Brief -
Find the line containing "Give me a plain-text", then return it and every line after it through the end of the records, exactly. Leave out pictures.

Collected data
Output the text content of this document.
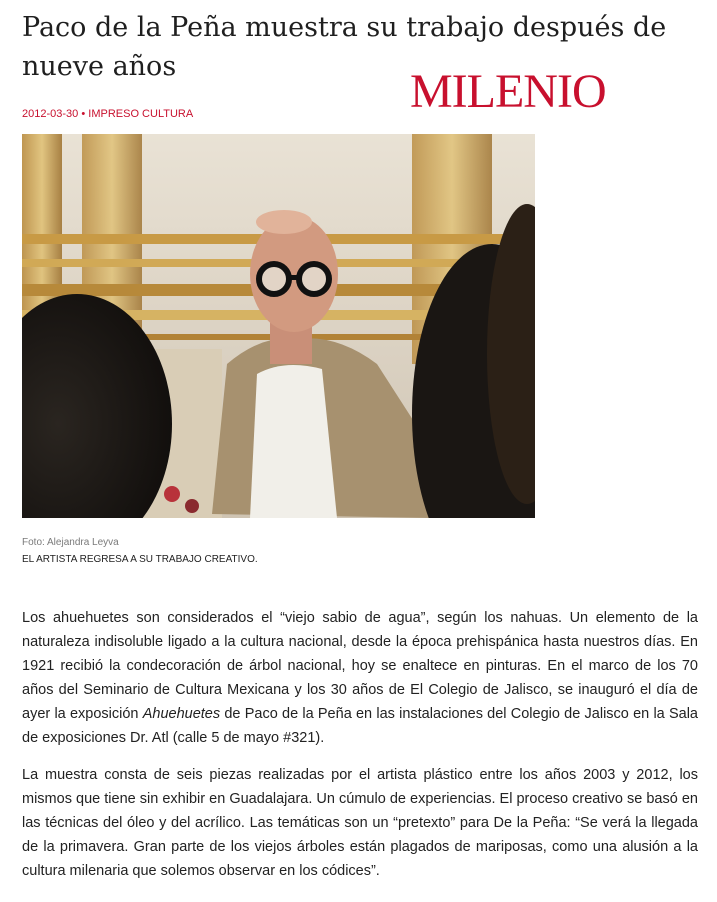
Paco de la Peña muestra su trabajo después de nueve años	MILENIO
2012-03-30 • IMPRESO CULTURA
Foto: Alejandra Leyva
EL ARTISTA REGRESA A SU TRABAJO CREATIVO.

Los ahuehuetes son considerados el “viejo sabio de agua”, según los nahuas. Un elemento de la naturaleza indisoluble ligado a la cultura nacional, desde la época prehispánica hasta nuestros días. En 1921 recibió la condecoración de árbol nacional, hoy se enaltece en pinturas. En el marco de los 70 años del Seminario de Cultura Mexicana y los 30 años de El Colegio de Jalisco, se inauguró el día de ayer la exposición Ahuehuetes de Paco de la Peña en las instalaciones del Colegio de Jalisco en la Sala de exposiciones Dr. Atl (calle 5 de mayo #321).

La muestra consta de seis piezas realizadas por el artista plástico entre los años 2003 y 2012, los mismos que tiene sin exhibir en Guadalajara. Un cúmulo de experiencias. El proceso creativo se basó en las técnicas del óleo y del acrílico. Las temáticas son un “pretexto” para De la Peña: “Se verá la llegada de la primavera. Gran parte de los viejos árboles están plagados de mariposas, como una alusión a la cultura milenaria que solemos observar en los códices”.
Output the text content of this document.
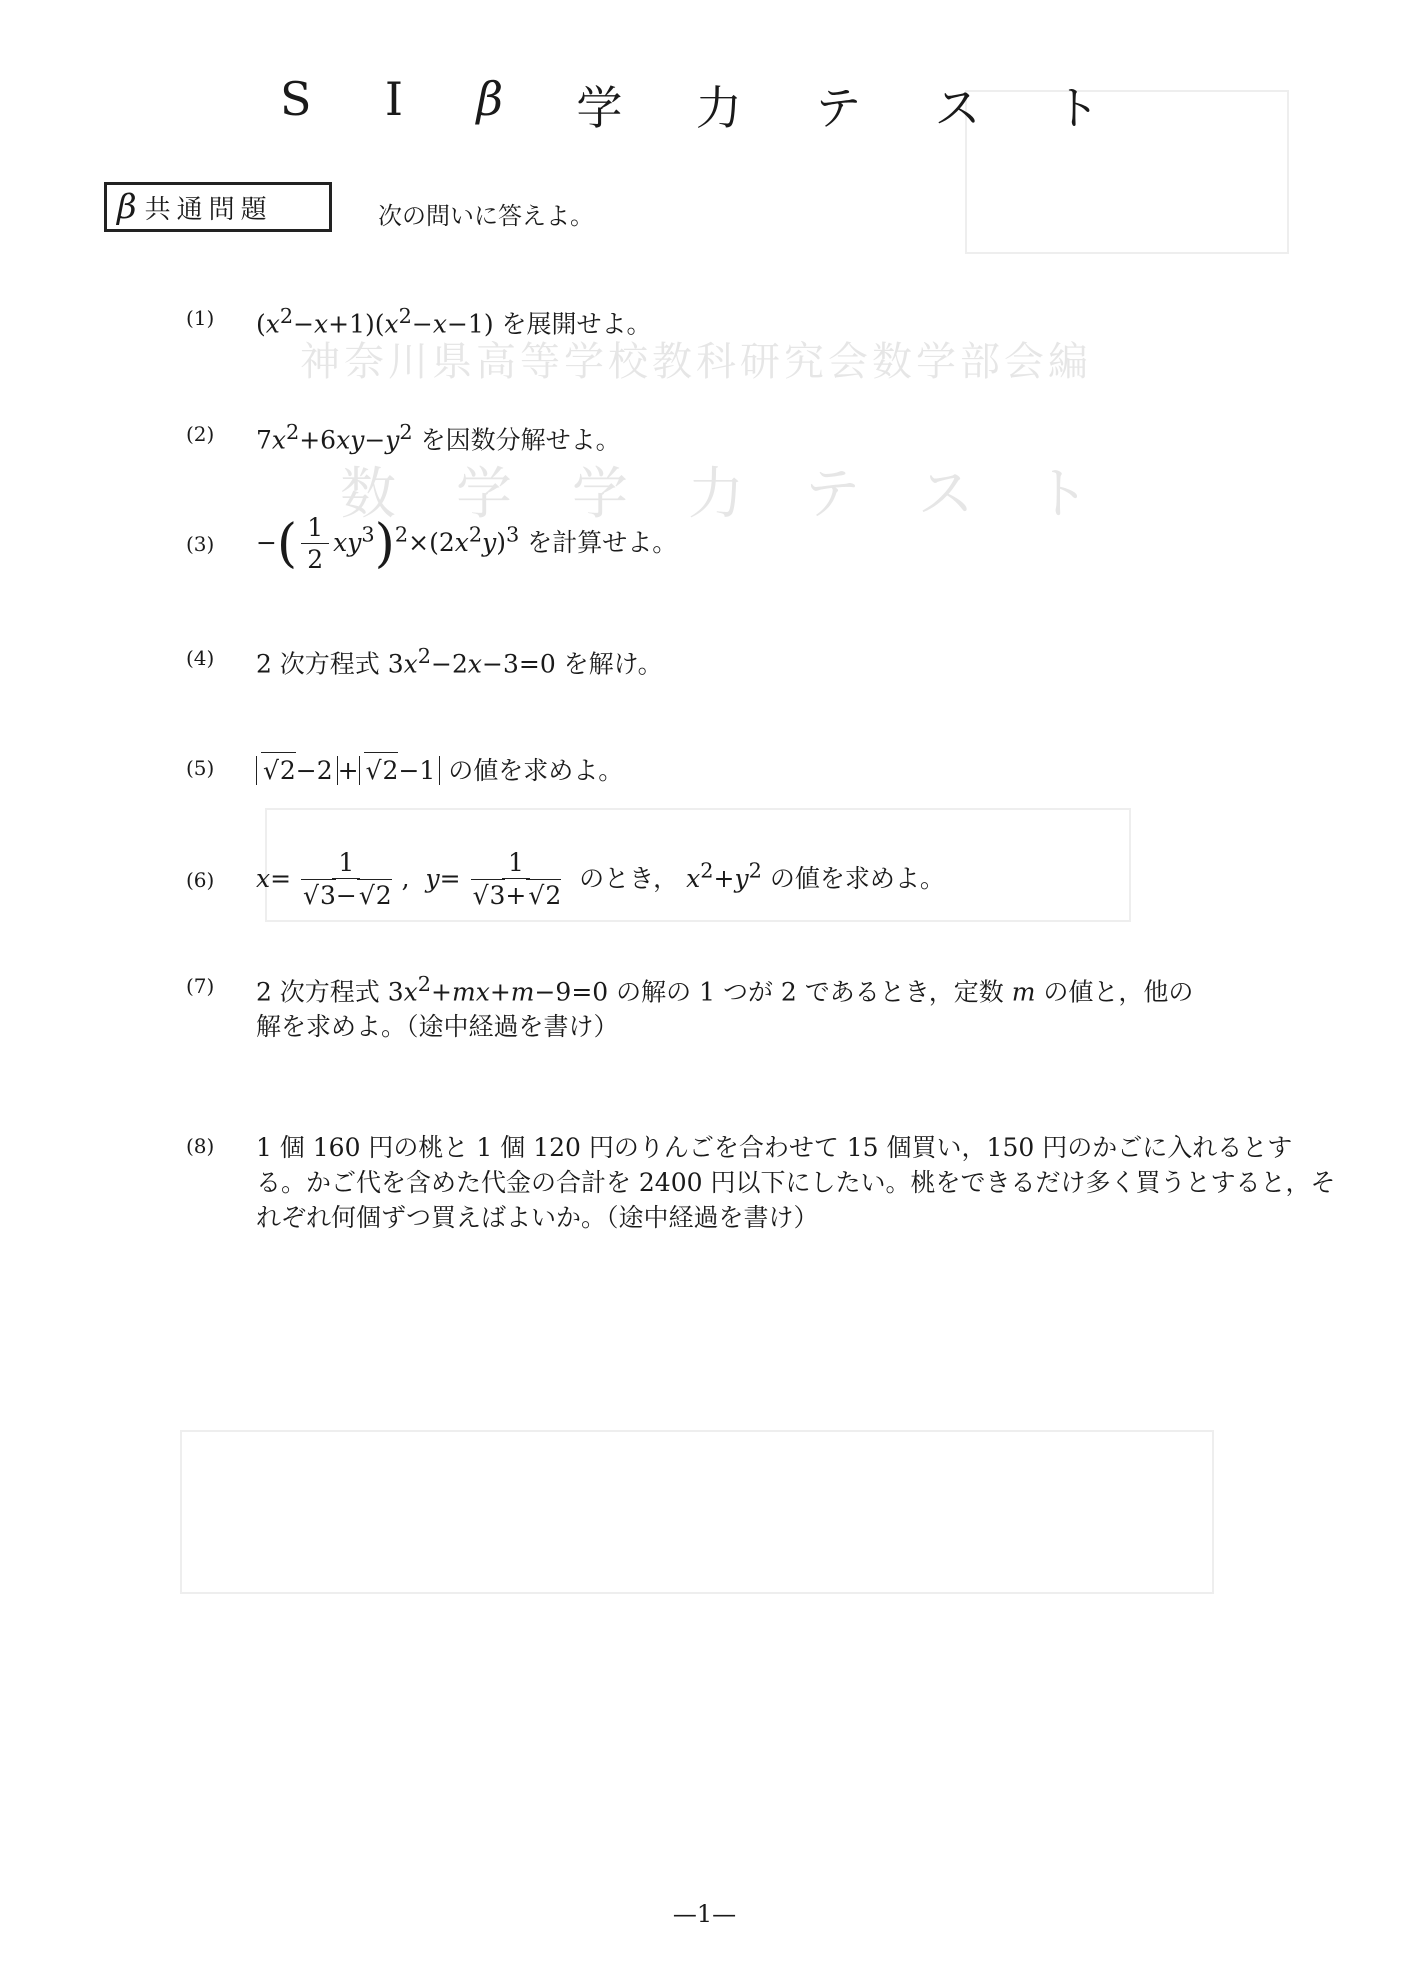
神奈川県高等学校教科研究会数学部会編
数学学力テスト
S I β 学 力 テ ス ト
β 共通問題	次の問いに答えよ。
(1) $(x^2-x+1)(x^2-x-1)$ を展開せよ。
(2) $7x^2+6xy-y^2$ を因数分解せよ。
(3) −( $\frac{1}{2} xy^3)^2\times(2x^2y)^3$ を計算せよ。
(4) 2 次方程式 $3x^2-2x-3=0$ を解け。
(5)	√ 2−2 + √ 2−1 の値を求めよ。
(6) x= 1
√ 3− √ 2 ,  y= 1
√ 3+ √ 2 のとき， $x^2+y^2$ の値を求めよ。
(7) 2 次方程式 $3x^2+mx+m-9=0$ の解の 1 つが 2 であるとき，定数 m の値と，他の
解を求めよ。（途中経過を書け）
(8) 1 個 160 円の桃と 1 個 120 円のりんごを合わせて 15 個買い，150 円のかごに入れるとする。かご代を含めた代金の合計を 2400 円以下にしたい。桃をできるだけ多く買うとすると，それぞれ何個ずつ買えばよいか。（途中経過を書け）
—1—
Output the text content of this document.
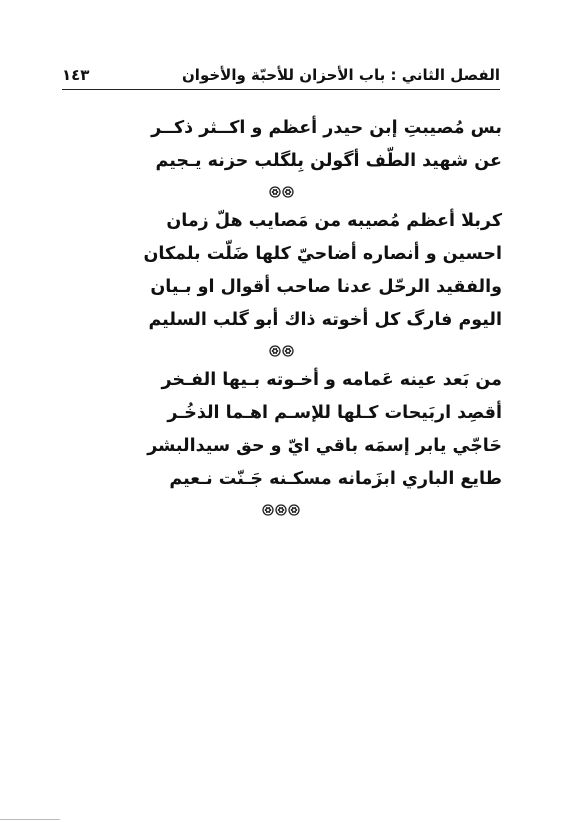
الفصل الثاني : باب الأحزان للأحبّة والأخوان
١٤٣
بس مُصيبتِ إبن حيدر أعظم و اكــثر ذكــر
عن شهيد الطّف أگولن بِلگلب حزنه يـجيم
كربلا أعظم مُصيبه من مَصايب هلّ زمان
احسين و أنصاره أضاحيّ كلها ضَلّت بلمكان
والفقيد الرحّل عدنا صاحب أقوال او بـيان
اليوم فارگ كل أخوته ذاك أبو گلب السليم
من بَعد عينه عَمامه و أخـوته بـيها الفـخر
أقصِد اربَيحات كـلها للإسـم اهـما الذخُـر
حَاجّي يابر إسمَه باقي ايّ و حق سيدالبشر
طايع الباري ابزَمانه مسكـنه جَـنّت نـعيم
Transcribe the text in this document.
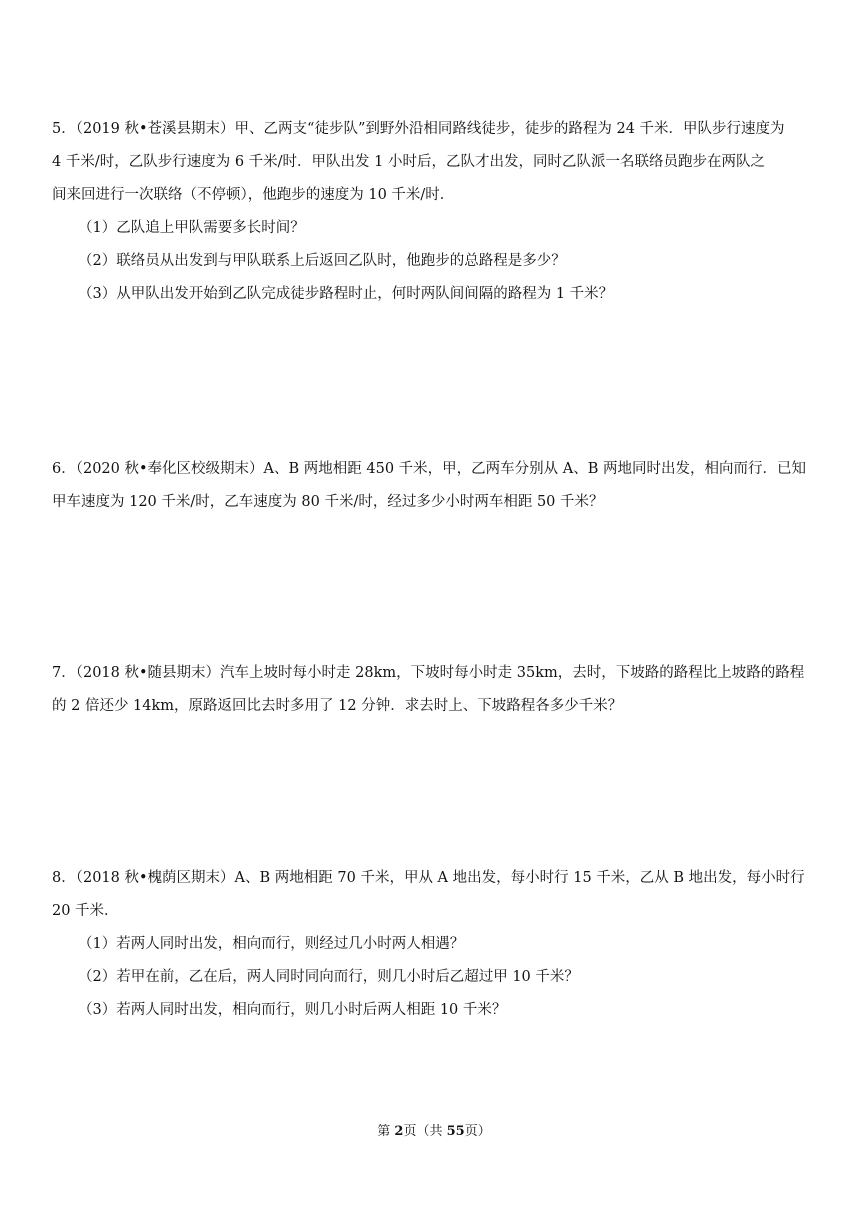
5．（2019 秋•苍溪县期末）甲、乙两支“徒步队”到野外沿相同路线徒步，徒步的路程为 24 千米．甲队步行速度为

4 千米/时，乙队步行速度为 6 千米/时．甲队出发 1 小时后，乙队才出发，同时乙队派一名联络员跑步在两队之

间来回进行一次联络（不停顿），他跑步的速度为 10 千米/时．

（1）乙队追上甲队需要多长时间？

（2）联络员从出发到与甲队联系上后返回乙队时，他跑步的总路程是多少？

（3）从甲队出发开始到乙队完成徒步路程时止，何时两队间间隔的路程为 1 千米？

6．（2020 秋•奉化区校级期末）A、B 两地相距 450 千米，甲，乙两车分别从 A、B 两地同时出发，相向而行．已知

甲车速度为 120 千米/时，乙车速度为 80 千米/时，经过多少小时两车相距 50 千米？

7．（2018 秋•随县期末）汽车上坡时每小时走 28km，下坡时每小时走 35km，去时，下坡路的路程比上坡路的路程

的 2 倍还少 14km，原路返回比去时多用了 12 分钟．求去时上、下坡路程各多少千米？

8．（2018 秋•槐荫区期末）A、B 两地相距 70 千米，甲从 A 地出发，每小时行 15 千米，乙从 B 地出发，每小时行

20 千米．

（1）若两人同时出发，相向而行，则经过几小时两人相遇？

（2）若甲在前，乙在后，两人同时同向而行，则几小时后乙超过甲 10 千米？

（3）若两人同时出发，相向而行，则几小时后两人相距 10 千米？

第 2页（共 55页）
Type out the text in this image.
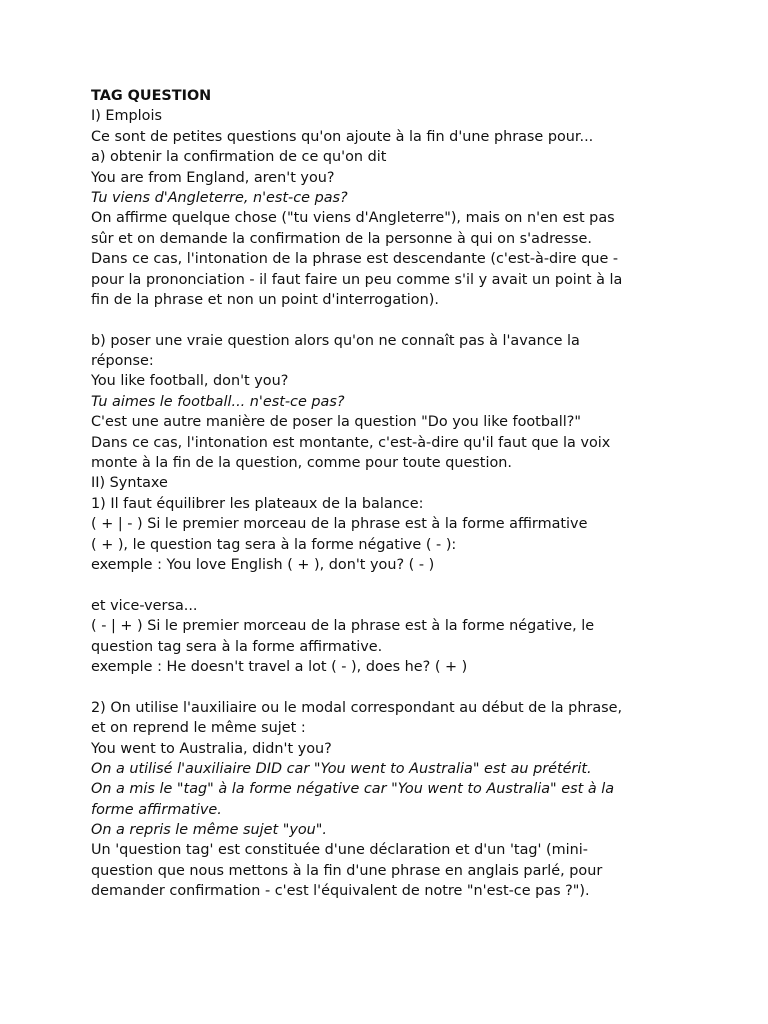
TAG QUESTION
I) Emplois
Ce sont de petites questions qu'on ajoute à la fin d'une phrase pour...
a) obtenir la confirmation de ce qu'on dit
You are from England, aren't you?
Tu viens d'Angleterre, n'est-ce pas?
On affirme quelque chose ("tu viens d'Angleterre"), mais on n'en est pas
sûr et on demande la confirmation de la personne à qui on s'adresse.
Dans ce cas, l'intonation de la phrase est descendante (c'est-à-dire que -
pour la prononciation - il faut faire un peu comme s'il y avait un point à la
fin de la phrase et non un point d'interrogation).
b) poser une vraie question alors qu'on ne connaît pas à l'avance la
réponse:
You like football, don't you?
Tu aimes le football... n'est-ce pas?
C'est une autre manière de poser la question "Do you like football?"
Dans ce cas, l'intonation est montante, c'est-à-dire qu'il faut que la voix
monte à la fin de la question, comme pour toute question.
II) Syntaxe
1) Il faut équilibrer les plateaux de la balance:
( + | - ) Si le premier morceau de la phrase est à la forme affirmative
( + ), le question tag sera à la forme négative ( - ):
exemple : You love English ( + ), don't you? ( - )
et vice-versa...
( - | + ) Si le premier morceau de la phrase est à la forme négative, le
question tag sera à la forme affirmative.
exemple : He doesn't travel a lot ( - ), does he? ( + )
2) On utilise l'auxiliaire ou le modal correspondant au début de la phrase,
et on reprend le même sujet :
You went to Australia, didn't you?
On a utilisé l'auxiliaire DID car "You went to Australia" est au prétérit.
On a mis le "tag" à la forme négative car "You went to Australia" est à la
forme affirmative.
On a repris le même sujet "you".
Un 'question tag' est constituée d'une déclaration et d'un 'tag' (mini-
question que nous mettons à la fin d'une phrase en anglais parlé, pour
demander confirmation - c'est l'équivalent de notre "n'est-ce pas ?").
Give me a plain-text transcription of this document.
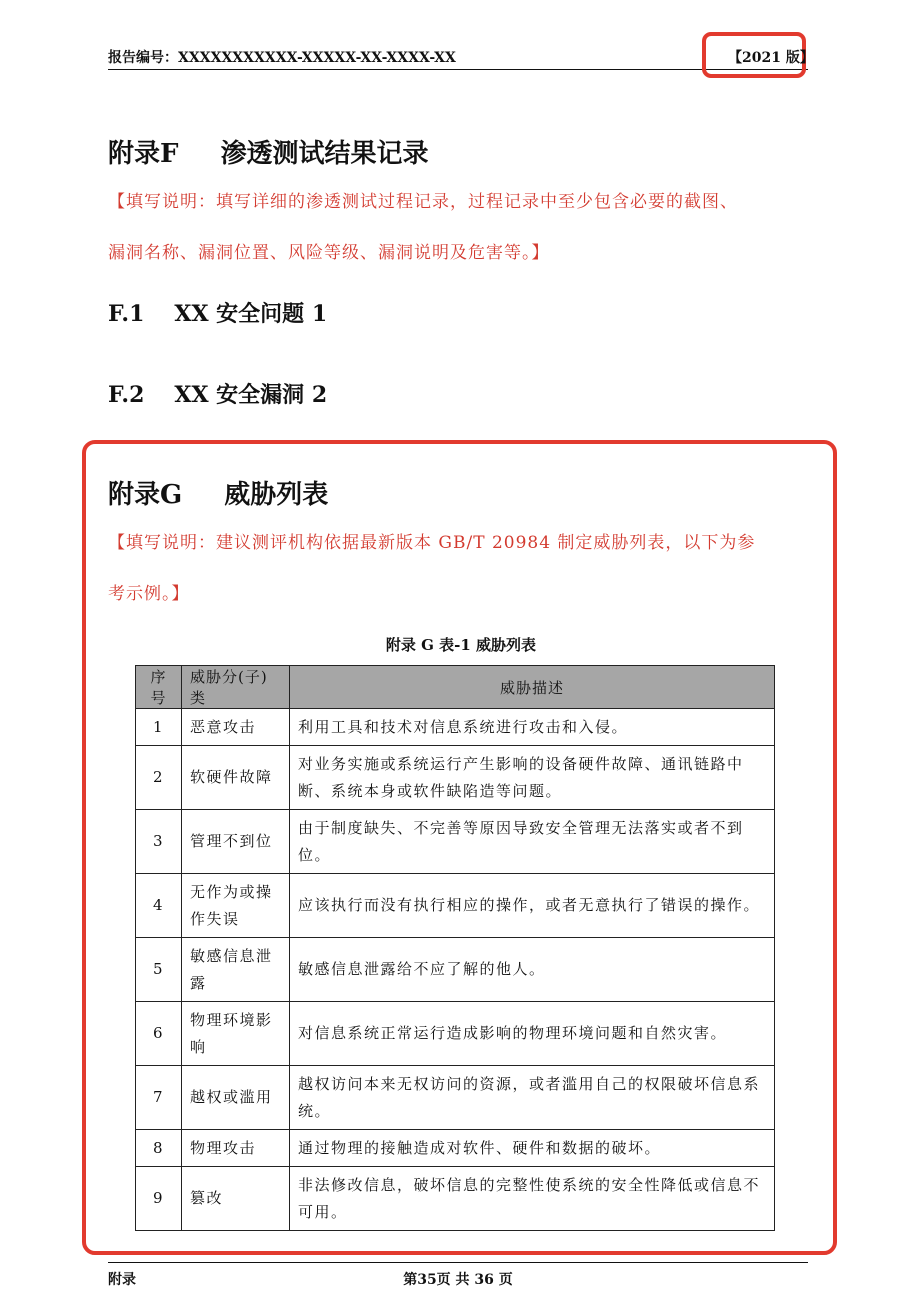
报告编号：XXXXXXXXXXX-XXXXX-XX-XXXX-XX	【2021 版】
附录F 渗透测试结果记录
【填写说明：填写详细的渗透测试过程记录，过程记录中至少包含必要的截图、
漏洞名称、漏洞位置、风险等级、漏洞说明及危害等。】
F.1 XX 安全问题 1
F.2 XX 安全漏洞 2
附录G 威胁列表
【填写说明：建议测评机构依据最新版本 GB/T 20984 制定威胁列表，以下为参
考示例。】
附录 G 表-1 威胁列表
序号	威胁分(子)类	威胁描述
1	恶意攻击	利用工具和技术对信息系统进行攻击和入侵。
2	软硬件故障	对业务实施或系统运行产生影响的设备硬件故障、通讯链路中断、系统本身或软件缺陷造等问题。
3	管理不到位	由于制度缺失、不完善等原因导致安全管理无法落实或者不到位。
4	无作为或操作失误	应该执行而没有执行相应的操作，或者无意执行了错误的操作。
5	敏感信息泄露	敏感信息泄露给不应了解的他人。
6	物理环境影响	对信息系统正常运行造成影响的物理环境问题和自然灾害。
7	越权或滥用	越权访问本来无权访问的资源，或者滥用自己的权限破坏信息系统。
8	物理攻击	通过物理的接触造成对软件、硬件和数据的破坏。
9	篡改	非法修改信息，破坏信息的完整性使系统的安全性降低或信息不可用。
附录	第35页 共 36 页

The output -
Give me a plain-text transcription of this document.
报告编号：XXXXXXXXXXX-XXXXX-XX-XXXX-XX	【2021 版】
附录F 渗透测试结果记录
【填写说明：填写详细的渗透测试过程记录，过程记录中至少包含必要的截图、
漏洞名称、漏洞位置、风险等级、漏洞说明及危害等。】
F.1 XX 安全问题 1
F.2 XX 安全漏洞 2
附录G 威胁列表
【填写说明：建议测评机构依据最新版本 GB/T 20984 制定威胁列表，以下为参
考示例。】
附录 G 表-1 威胁列表
序号	威胁分(子)类	威胁描述
1	恶意攻击	利用工具和技术对信息系统进行攻击和入侵。
2	软硬件故障	对业务实施或系统运行产生影响的设备硬件故障、通讯链路中断、系统本身或软件缺陷造等问题。
3	管理不到位	由于制度缺失、不完善等原因导致安全管理无法落实或者不到位。
4	无作为或操作失误	应该执行而没有执行相应的操作，或者无意执行了错误的操作。
5	敏感信息泄露	敏感信息泄露给不应了解的他人。
6	物理环境影响	对信息系统正常运行造成影响的物理环境问题和自然灾害。
7	越权或滥用	越权访问本来无权访问的资源，或者滥用自己的权限破坏信息系统。
8	物理攻击	通过物理的接触造成对软件、硬件和数据的破坏。
9	篡改	非法修改信息，破坏信息的完整性使系统的安全性降低或信息不可用。
附录	第35页 共 36 页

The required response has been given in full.